Request: Omit any picture, and return the remaining data exactly as written.

Extracted information:

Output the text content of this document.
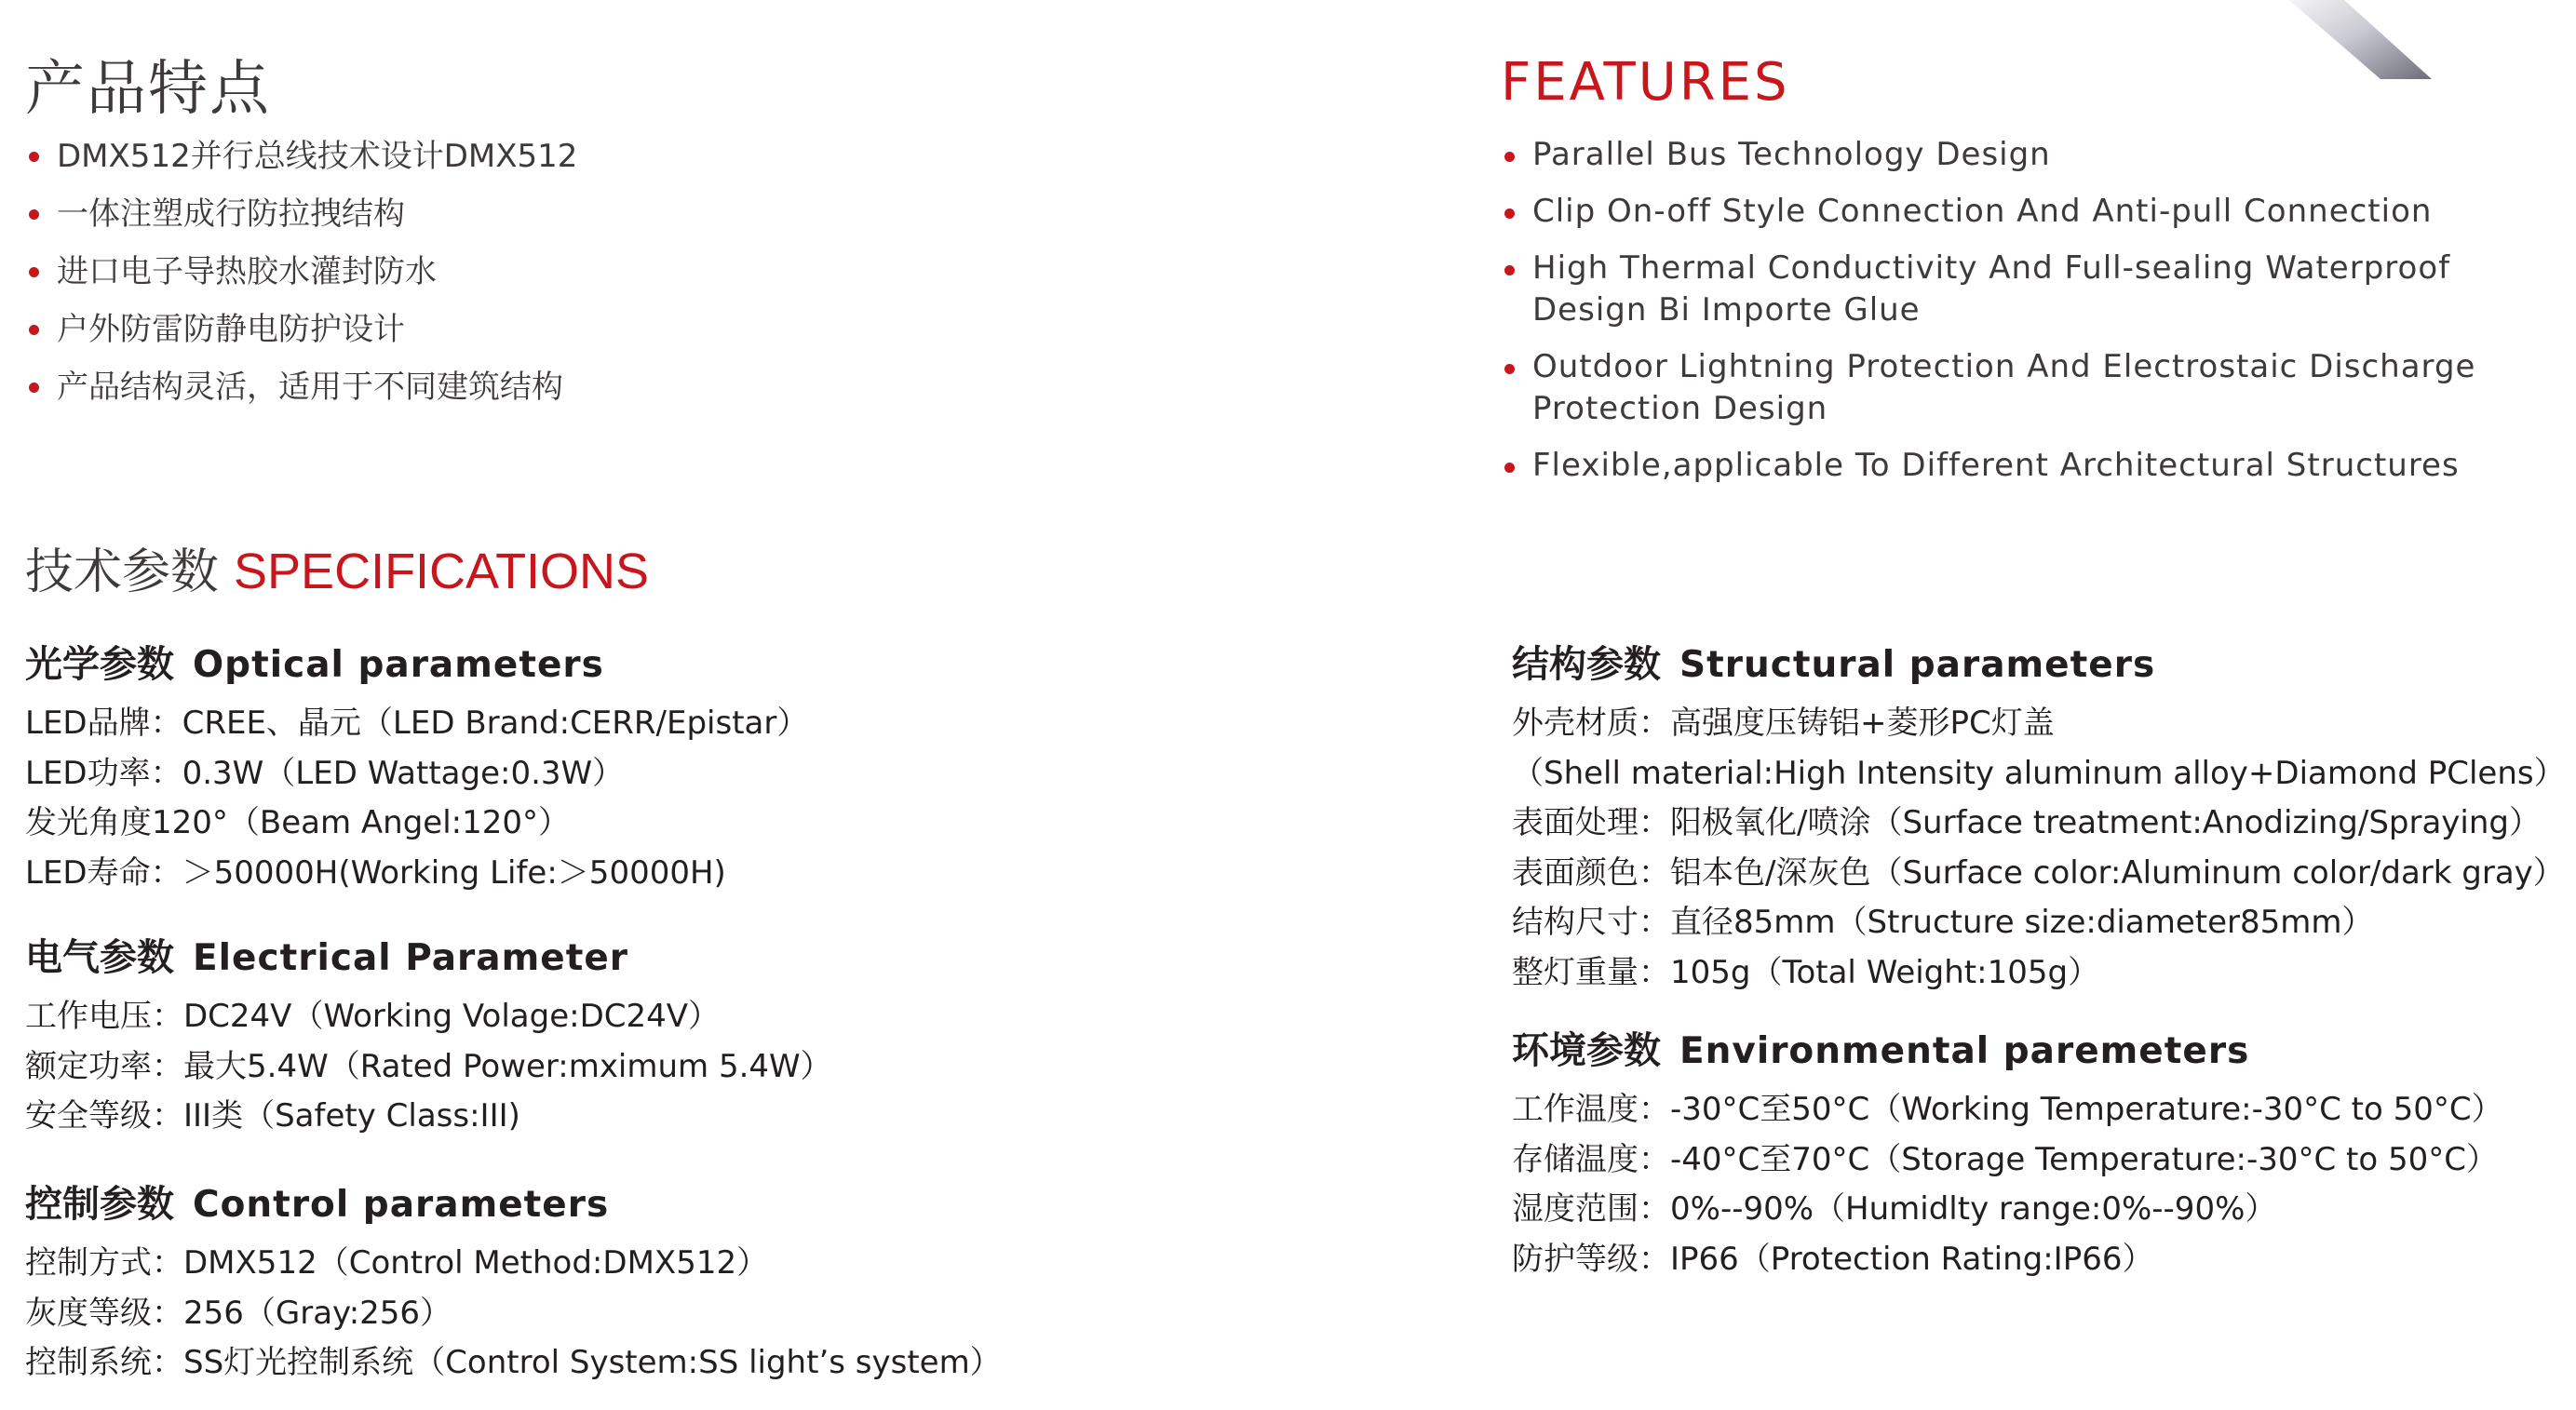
产品特点	FEATURES
DMX512并行总线技术设计DMX512
一体注塑成行防拉拽结构
进口电子导热胶水灌封防水
户外防雷防静电防护设计
产品结构灵活，适用于不同建筑结构
Parallel Bus Technology Design
Clip On-off Style Connection And Anti-pull Connection
High Thermal Conductivity And Full-sealing Waterproof Design Bi Importe Glue
Outdoor Lightning Protection And Electrostaic Discharge Protection Design
Flexible,applicable To Different Architectural Structures
技术参数 SPECIFICATIONS
光学参数 Optical parameters
LED品牌：CREE、晶元（LED Brand:CERR/Epistar）
LED功率：0.3W（LED Wattage:0.3W）
发光角度120°（Beam Angel:120°）
LED寿命：＞50000H(Working Life:＞50000H)
电气参数 Electrical Parameter
工作电压：DC24V（Working Volage:DC24V）
额定功率：最大5.4W（Rated Power:mximum 5.4W）
安全等级：III类（Safety Class:III)
控制参数 Control parameters
控制方式：DMX512（Control Method:DMX512）
灰度等级：256（Gray:256）
控制系统：SS灯光控制系统（Control System:SS light’s system）
结构参数 Structural parameters
外壳材质：高强度压铸铝+菱形PC灯盖
（Shell material:High Intensity aluminum alloy+Diamond PClens）
表面处理：阳极氧化/喷涂（Surface treatment:Anodizing/Spraying）
表面颜色：铝本色/深灰色（Surface color:Aluminum color/dark gray）
结构尺寸：直径85mm（Structure size:diameter85mm）
整灯重量：105g（Total Weight:105g）
环境参数 Environmental paremeters
工作温度：-30°C至50°C（Working Temperature:-30°C to 50°C）
存储温度：-40°C至70°C（Storage Temperature:-30°C to 50°C）
湿度范围：0%--90%（Humidlty range:0%--90%）
防护等级：IP66（Protection Rating:IP66）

Written solution:
Output the text content of this document.
产品特点	FEATURES
DMX512并行总线技术设计DMX512
一体注塑成行防拉拽结构
进口电子导热胶水灌封防水
户外防雷防静电防护设计
产品结构灵活，适用于不同建筑结构
Parallel Bus Technology Design
Clip On-off Style Connection And Anti-pull Connection
High Thermal Conductivity And Full-sealing Waterproof Design Bi Importe Glue
Outdoor Lightning Protection And Electrostaic Discharge Protection Design
Flexible,applicable To Different Architectural Structures
技术参数 SPECIFICATIONS
光学参数 Optical parameters
LED品牌：CREE、晶元（LED Brand:CERR/Epistar）
LED功率：0.3W（LED Wattage:0.3W）
发光角度120°（Beam Angel:120°）
LED寿命：＞50000H(Working Life:＞50000H)
电气参数 Electrical Parameter
工作电压：DC24V（Working Volage:DC24V）
额定功率：最大5.4W（Rated Power:mximum 5.4W）
安全等级：III类（Safety Class:III)
控制参数 Control parameters
控制方式：DMX512（Control Method:DMX512）
灰度等级：256（Gray:256）
控制系统：SS灯光控制系统（Control System:SS light’s system）
结构参数 Structural parameters
外壳材质：高强度压铸铝+菱形PC灯盖
（Shell material:High Intensity aluminum alloy+Diamond PClens）
表面处理：阳极氧化/喷涂（Surface treatment:Anodizing/Spraying）
表面颜色：铝本色/深灰色（Surface color:Aluminum color/dark gray）
结构尺寸：直径85mm（Structure size:diameter85mm）
整灯重量：105g（Total Weight:105g）
环境参数 Environmental paremeters
工作温度：-30°C至50°C（Working Temperature:-30°C to 50°C）
存储温度：-40°C至70°C（Storage Temperature:-30°C to 50°C）
湿度范围：0%--90%（Humidlty range:0%--90%）
防护等级：IP66（Protection Rating:IP66）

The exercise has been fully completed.